André the Giant, Butch Reed, King Kong Bundy, One Man Gang and Rick Rude (with Bobby Heenan and Slick) defeated Bam Bam Bigelow, Don Muraco, Hulk Hogan, Ken Patera and Paul Orndorff (with Oliver Humperdink)
Hogan makes his entrance with the American flag for some reason. Maybe this is where he got the idea that Ohio is the Heartland of America brother?
This like an amalgamation of the non tag team division matches we've seen tonight. The opening bit is very much like the opener in which the babyfaces run roughshot forever (poor Butch Reed gets eliminated here). Once it settles down, it's very similar to the female match in that each elimination has its own story. That is, until we get down to Bam Bam/Hogan vs Andre/Gang/Bundy. They tease Hogan vs Andre and they get a comically bad brawling spot that for some reason the crowd LOVES. Gotta love the 80s. man. Hogan brawls with the other two big guys and then gets counted out , leaving Bam Bam by himself. This is a GREAT subversion of expectations, and watching Bigelow bump for the other two big guys shows you how revolutionairy a big man he was. He beats Gang and Bundy...but then Andre comes in and kills him too quickly. You get the vibe that this entire match concept was to give Andre a win, while giving Hogan a loss in the same match independent of Andre, while keeping the match fresh.
Post match: Hulk Hogan runs back out and hits Andre with the belt, then poses forever. I liked the brawl aspect of it, as you rarely ever saw weapons introduced in Hogan vs Andre, and, say what you will about Hogan posing forever, but if it makes the crowd happy why not deliver it?

Entries provided:
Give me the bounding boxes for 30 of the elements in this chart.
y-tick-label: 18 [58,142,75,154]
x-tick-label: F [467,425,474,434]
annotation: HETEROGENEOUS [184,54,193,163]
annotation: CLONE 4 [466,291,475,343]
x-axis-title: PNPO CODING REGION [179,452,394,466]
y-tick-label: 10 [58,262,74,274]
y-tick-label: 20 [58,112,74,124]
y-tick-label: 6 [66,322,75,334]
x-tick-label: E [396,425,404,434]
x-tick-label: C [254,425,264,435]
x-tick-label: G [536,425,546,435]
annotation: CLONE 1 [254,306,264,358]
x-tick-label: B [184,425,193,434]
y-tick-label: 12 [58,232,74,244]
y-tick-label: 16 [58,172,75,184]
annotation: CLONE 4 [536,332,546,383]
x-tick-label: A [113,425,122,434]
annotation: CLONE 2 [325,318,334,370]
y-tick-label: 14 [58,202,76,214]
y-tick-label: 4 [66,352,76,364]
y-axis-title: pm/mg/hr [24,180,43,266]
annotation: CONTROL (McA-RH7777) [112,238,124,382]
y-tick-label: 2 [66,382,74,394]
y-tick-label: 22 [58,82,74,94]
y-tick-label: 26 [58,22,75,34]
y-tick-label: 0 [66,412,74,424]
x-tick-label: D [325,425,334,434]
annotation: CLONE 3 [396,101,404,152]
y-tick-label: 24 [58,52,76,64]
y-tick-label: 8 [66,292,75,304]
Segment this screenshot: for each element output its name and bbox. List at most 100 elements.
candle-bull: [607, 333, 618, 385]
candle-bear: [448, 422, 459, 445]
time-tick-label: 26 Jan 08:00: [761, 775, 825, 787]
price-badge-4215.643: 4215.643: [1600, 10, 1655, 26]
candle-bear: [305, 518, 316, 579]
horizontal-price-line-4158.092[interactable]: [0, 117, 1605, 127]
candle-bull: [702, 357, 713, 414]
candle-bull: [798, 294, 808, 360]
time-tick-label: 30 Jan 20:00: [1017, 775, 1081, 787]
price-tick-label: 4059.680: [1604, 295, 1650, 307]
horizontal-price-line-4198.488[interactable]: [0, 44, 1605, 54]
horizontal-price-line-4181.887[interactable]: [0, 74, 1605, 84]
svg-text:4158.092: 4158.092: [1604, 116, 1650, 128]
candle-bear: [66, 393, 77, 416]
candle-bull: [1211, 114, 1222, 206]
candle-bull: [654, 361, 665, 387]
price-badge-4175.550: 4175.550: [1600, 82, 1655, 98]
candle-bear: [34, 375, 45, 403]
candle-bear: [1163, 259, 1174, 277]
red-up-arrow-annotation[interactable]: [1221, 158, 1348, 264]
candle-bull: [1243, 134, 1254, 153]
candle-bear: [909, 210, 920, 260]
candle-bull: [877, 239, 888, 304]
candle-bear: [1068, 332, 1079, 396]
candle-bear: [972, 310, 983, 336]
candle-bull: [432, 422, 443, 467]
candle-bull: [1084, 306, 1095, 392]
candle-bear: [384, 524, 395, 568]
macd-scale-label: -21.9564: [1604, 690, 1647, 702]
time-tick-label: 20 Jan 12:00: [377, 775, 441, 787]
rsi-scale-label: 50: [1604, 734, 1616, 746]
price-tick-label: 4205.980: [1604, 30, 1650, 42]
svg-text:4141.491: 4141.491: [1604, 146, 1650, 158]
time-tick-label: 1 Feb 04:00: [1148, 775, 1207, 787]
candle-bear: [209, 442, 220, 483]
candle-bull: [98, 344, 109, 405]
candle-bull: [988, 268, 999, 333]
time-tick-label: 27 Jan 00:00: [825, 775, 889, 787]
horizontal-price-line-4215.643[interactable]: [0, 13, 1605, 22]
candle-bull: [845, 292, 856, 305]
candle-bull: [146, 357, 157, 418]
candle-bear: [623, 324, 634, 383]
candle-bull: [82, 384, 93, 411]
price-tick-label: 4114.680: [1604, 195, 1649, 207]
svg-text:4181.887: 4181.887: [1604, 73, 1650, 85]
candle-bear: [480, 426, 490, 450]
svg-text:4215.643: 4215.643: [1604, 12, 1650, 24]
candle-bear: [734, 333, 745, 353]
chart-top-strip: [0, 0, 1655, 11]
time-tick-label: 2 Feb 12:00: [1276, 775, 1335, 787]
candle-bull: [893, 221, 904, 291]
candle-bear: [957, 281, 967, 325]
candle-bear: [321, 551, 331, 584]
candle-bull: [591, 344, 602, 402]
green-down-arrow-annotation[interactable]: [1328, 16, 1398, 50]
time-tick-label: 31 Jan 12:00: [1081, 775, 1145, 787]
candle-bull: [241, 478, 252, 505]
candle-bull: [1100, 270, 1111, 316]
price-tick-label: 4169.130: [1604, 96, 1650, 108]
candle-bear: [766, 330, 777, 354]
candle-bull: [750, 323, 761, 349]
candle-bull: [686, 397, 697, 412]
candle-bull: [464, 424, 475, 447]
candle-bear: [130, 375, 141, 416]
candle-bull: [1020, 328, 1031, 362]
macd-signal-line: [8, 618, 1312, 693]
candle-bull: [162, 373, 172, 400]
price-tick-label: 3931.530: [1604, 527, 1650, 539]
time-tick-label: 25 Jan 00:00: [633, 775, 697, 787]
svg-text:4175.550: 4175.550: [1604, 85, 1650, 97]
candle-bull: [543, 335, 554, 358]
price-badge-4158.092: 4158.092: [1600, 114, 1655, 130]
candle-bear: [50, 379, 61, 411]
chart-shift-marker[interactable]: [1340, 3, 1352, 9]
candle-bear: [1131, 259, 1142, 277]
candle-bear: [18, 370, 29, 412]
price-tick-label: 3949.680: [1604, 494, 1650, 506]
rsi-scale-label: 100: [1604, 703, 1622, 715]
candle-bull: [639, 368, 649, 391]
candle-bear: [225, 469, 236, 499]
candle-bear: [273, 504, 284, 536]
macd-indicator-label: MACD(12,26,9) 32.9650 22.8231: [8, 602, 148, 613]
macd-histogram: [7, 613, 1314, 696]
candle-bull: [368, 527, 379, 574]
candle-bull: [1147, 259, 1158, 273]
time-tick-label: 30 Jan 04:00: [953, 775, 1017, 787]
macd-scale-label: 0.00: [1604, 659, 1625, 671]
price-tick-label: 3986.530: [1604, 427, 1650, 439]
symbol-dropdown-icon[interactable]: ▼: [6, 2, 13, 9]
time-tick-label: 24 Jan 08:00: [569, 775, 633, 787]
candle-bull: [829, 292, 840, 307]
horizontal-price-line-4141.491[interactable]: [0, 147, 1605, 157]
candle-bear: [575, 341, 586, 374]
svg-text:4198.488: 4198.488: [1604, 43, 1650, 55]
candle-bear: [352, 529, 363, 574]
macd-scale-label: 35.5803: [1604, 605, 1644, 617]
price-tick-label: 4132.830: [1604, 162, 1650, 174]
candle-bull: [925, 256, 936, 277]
==
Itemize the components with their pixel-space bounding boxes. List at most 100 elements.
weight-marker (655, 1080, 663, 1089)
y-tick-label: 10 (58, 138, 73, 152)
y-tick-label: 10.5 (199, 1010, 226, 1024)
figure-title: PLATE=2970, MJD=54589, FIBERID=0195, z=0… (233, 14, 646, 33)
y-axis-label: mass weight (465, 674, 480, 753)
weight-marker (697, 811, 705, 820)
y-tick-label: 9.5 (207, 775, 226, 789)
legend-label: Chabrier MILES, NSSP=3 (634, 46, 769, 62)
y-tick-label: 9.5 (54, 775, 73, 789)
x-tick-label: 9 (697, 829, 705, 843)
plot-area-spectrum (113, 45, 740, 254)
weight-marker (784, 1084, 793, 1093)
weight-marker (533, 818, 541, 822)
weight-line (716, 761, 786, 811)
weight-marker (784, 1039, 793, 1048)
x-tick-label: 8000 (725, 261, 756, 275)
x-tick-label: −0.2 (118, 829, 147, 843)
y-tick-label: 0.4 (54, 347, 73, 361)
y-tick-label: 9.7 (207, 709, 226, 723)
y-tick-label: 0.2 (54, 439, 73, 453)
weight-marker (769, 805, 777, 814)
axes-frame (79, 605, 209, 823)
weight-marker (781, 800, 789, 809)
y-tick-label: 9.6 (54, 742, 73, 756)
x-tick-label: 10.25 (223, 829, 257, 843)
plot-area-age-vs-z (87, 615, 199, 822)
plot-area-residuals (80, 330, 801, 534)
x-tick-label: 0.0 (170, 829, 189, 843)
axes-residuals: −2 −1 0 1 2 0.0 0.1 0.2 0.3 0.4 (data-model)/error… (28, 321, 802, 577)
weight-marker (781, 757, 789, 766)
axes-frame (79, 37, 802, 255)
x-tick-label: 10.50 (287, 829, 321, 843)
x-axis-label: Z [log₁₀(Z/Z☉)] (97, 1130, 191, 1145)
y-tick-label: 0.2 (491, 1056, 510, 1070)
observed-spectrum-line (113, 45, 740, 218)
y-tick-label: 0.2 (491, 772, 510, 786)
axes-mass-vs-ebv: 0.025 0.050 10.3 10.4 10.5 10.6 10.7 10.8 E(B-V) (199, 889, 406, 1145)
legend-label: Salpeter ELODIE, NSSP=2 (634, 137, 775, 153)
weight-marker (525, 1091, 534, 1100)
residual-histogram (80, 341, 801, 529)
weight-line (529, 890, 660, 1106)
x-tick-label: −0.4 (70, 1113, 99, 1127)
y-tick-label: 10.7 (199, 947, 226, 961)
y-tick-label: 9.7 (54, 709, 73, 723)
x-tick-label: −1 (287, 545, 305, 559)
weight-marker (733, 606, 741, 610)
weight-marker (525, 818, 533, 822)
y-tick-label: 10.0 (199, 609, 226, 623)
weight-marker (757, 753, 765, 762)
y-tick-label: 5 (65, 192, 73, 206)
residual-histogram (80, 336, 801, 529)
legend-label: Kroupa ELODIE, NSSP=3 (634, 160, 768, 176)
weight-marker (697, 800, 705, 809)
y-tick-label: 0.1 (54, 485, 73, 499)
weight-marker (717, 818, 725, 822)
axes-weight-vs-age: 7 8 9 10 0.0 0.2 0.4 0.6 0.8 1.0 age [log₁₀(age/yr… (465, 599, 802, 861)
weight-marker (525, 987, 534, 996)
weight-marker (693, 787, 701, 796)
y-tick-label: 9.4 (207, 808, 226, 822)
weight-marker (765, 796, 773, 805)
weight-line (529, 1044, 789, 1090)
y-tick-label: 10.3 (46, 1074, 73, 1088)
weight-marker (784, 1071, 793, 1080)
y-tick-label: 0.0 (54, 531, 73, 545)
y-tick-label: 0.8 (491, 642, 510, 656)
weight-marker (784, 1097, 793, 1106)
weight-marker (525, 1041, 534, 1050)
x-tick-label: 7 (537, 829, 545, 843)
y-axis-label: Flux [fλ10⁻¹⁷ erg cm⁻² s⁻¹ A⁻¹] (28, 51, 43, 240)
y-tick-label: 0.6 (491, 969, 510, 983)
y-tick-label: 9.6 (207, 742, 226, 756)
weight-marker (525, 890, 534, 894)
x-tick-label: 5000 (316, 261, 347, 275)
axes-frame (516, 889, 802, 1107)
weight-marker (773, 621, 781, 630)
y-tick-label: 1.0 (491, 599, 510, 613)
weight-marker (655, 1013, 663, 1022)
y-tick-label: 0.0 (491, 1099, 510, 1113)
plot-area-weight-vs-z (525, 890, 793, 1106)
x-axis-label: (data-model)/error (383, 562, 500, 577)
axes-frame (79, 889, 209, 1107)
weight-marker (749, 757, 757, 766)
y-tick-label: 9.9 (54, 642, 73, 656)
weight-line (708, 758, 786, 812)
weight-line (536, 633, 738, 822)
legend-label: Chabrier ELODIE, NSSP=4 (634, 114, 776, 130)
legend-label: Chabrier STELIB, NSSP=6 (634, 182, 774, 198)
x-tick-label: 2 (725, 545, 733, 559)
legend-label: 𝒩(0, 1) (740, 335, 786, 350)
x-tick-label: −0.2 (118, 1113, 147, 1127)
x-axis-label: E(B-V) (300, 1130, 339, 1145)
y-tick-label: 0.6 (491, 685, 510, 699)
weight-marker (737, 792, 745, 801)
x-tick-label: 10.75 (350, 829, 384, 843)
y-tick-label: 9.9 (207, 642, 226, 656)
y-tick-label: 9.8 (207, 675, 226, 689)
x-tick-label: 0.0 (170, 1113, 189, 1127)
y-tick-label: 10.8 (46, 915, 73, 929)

What you should do: Carry on the review of the ten-man match with André the Giant and Hulk Hogan, picking up right after its last sentence above.

Answer to the problem:
Andre the Giant and Bobby Heenan get interviewed: Heenan is elated because the records show that Andre beat Hulk Hogan, and Hogan can have Andre anytime....if the title is on the line. Andre mumbles through a promo, but Heenan's promo is a classic example of how a delusional heel can work and not come off like a buffoon. The only thing I didn't like about it is that Hogan is still posing, so we get Real American playing over Bobby talking

Hogan poses some more to see us out.

I would say that the women's tag is the only thing worth going out of your way to see, but if you want to see an oft neglected piece of the Hogan/Andre feud, watch the main event as well.
Also, while watching the main event it occurred to me that the Survivor Series format only works with very specific feuds in mind, and really shouldn't be a yearly pay per view, but that's only my opinion.